*Instructions to follow*
Give the entries again, word for word.

*Input material*
======

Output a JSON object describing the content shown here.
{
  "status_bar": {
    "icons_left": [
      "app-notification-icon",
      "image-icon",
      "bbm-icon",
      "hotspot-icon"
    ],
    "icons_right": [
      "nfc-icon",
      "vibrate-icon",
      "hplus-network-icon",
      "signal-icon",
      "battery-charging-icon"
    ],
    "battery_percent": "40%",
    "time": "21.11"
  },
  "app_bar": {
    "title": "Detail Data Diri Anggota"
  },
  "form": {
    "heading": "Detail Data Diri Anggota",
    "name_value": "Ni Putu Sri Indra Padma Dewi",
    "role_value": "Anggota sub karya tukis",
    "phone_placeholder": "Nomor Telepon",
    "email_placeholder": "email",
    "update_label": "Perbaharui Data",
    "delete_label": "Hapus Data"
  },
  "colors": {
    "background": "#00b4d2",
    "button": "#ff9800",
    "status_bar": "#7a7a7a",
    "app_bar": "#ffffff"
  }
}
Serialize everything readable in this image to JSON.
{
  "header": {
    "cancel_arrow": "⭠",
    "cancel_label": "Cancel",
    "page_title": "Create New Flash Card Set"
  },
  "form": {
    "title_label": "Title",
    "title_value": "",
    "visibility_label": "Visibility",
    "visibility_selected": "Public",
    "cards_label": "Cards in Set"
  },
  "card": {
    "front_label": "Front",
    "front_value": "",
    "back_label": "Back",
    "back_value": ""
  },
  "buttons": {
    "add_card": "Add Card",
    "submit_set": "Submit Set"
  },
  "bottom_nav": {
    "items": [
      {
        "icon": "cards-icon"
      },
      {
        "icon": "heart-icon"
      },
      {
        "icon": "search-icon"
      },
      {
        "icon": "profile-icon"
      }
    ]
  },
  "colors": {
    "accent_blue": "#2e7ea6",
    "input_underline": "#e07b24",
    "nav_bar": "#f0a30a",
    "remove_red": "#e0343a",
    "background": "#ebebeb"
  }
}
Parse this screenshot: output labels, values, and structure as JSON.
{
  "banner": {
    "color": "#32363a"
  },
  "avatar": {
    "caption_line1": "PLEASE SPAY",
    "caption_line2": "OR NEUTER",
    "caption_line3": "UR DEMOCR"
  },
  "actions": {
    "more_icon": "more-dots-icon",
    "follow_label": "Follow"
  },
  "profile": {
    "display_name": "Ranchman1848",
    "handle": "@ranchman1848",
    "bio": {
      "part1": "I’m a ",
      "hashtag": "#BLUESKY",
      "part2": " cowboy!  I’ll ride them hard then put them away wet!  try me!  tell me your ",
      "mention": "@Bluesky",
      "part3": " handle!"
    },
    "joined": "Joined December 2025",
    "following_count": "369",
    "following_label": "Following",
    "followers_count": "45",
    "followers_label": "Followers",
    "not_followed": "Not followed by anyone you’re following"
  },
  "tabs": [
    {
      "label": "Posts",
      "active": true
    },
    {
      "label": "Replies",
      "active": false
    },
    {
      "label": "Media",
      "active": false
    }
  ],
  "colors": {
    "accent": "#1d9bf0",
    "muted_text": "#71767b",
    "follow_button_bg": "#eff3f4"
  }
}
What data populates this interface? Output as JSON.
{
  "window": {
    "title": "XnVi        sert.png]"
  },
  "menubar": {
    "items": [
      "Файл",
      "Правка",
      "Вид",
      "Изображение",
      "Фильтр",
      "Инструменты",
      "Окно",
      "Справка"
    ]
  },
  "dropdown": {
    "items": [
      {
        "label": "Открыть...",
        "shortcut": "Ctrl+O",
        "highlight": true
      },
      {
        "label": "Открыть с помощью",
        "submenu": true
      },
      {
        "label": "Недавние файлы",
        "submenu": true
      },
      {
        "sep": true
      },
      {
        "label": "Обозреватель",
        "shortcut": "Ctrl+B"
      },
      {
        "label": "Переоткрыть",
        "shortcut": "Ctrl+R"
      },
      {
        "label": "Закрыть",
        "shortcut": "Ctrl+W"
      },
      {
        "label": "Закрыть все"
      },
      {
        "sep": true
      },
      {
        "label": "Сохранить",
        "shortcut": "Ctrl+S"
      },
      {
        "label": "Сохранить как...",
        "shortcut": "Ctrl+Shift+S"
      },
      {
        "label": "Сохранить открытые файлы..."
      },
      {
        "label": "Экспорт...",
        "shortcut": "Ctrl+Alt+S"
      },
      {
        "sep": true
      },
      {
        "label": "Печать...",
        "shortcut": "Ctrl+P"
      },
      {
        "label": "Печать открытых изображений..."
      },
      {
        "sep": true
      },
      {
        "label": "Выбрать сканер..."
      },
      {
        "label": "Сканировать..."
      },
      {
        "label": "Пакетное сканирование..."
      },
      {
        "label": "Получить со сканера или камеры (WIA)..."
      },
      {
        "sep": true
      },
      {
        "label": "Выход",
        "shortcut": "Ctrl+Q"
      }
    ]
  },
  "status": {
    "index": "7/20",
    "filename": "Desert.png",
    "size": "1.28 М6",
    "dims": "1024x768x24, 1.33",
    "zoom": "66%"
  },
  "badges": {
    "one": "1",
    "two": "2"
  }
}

======

*Exercise result*
Output a JSON object describing the content shown here.
{
  "status_bar": {
    "icons_left": [
      "app-notification-icon",
      "image-icon",
      "bbm-icon",
      "hotspot-icon"
    ],
    "icons_right": [
      "nfc-icon",
      "vibrate-icon",
      "hplus-network-icon",
      "signal-icon",
      "battery-charging-icon"
    ],
    "battery_percent": "40%",
    "time": "21.11"
  },
  "app_bar": {
    "title": "Detail Data Diri Anggota"
  },
  "form": {
    "heading": "Detail Data Diri Anggota",
    "name_value": "Ni Putu Sri Indra Padma Dewi",
    "role_value": "Anggota sub karya tukis",
    "phone_placeholder": "Nomor Telepon",
    "email_placeholder": "email",
    "update_label": "Perbaharui Data",
    "delete_label": "Hapus Data"
  },
  "colors": {
    "background": "#00b4d2",
    "button": "#ff9800",
    "status_bar": "#7a7a7a",
    "app_bar": "#ffffff"
  }
}
Serialize everything readable in this image to JSON.
{
  "header": {
    "cancel_arrow": "⭠",
    "cancel_label": "Cancel",
    "page_title": "Create New Flash Card Set"
  },
  "form": {
    "title_label": "Title",
    "title_value": "",
    "visibility_label": "Visibility",
    "visibility_selected": "Public",
    "cards_label": "Cards in Set"
  },
  "card": {
    "front_label": "Front",
    "front_value": "",
    "back_label": "Back",
    "back_value": ""
  },
  "buttons": {
    "add_card": "Add Card",
    "submit_set": "Submit Set"
  },
  "bottom_nav": {
    "items": [
      {
        "icon": "cards-icon"
      },
      {
        "icon": "heart-icon"
      },
      {
        "icon": "search-icon"
      },
      {
        "icon": "profile-icon"
      }
    ]
  },
  "colors": {
    "accent_blue": "#2e7ea6",
    "input_underline": "#e07b24",
    "nav_bar": "#f0a30a",
    "remove_red": "#e0343a",
    "background": "#ebebeb"
  }
}
Parse this screenshot: output labels, values, and structure as JSON.
{
  "banner": {
    "color": "#32363a"
  },
  "avatar": {
    "caption_line1": "PLEASE SPAY",
    "caption_line2": "OR NEUTER",
    "caption_line3": "UR DEMOCR"
  },
  "actions": {
    "more_icon": "more-dots-icon",
    "follow_label": "Follow"
  },
  "profile": {
    "display_name": "Ranchman1848",
    "handle": "@ranchman1848",
    "bio": {
      "part1": "I’m a ",
      "hashtag": "#BLUESKY",
      "part2": " cowboy!  I’ll ride them hard then put them away wet!  try me!  tell me your ",
      "mention": "@Bluesky",
      "part3": " handle!"
    },
    "joined": "Joined December 2025",
    "following_count": "369",
    "following_label": "Following",
    "followers_count": "45",
    "followers_label": "Followers",
    "not_followed": "Not followed by anyone you’re following"
  },
  "tabs": [
    {
      "label": "Posts",
      "active": true
    },
    {
      "label": "Replies",
      "active": false
    },
    {
      "label": "Media",
      "active": false
    }
  ],
  "colors": {
    "accent": "#1d9bf0",
    "muted_text": "#71767b",
    "follow_button_bg": "#eff3f4"
  }
}
What data populates this interface? Output as JSON.
{
  "window": {
    "title": "XnVi        sert.png]"
  },
  "menubar": {
    "items": [
      "Файл",
      "Правка",
      "Вид",
      "Изображение",
      "Фильтр",
      "Инструменты",
      "Окно",
      "Справка"
    ]
  },
  "dropdown": {
    "items": [
      {
        "label": "Открыть...",
        "shortcut": "Ctrl+O",
        "highlight": true
      },
      {
        "label": "Открыть с помощью",
        "submenu": true
      },
      {
        "label": "Недавние файлы",
        "submenu": true
      },
      {
        "sep": true
      },
      {
        "label": "Обозреватель",
        "shortcut": "Ctrl+B"
      },
      {
        "label": "Переоткрыть",
        "shortcut": "Ctrl+R"
      },
      {
        "label": "Закрыть",
        "shortcut": "Ctrl+W"
      },
      {
        "label": "Закрыть все"
      },
      {
        "sep": true
      },
      {
        "label": "Сохранить",
        "shortcut": "Ctrl+S"
      },
      {
        "label": "Сохранить как...",
        "shortcut": "Ctrl+Shift+S"
      },
      {
        "label": "Сохранить открытые файлы..."
      },
      {
        "label": "Экспорт...",
        "shortcut": "Ctrl+Alt+S"
      },
      {
        "sep": true
      },
      {
        "label": "Печать...",
        "shortcut": "Ctrl+P"
      },
      {
        "label": "Печать открытых изображений..."
      },
      {
        "sep": true
      },
      {
        "label": "Выбрать сканер..."
      },
      {
        "label": "Сканировать..."
      },
      {
        "label": "Пакетное сканирование..."
      },
      {
        "label": "Получить со сканера или камеры (WIA)..."
      },
      {
        "sep": true
      },
      {
        "label": "Выход",
        "shortcut": "Ctrl+Q"
      }
    ]
  },
  "status": {
    "index": "7/20",
    "filename": "Desert.png",
    "size": "1.28 М6",
    "dims": "1024x768x24, 1.33",
    "zoom": "66%"
  },
  "badges": {
    "one": "1",
    "two": "2"
  }
}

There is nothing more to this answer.